* _抜き出した文章_
図2】本発明の比較例1および5による合成ガスの製造方法に関する工程フローチャートである。
図3】本発明の比較例4および8による合成ガスの製造方法に関する工程フローチャートである。
【発明を実施するための形態】
【0012】
本発明の説明および特許請求の範囲にて使用されている用語や単語は、通常的もしくは辞書的な意味に限定して解釈してはならず、発明者らは、自分の発明を最善の方法で説明するために用語の概念を適切に定義することができるという原則に則って本発明の技術的思想に合致する意味と概念に解釈すべきである。
【0013】
本発明において、用語「ストリーム(stream)」は、工程内の流体(fluid)の流れを意味し得、また、配管内で流れる流体自体を意味し得る。具体的には、前記「ストリーム」は、各装置を連結する配管内で流れる流体自体および流体の流れを同時に意味し得る。また、前記流体は、気体(gas)または液体(liquid)を意味し得、前記流体に固体成分(solid)が含まれている場合に対して排除するものではない。

* _指示と条件_
上の特許の文章から、「図2】本発明の比較例1および」から「味と概念に解釈すべきである。」までの部分を一字も変えずに出力してください。

* _元のデータ_
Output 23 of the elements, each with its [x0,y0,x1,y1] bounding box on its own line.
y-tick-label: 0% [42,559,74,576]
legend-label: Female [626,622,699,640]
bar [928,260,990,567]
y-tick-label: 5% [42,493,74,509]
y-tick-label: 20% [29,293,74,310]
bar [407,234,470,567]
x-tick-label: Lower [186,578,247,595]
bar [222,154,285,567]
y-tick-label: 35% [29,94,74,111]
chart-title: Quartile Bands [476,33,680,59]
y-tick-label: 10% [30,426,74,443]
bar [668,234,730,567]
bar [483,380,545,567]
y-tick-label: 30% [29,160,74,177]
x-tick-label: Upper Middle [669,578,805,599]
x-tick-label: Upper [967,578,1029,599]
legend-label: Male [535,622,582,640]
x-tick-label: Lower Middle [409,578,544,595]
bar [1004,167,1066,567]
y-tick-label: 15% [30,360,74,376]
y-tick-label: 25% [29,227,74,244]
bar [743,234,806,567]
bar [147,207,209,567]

* _正しい答え_
図2】本発明の比較例1および5による合成ガスの製造方法に関する工程フローチャートである。
図3】本発明の比較例4および8による合成ガスの製造方法に関する工程フローチャートである。
【発明を実施するための形態】
【0012】
本発明の説明および特許請求の範囲にて使用されている用語や単語は、通常的もしくは辞書的な意味に限定して解釈してはならず、発明者らは、自分の発明を最善の方法で説明するために用語の概念を適切に定義することができるという原則に則って本発明の技術的思想に合致する意味と概念に解釈すべきである。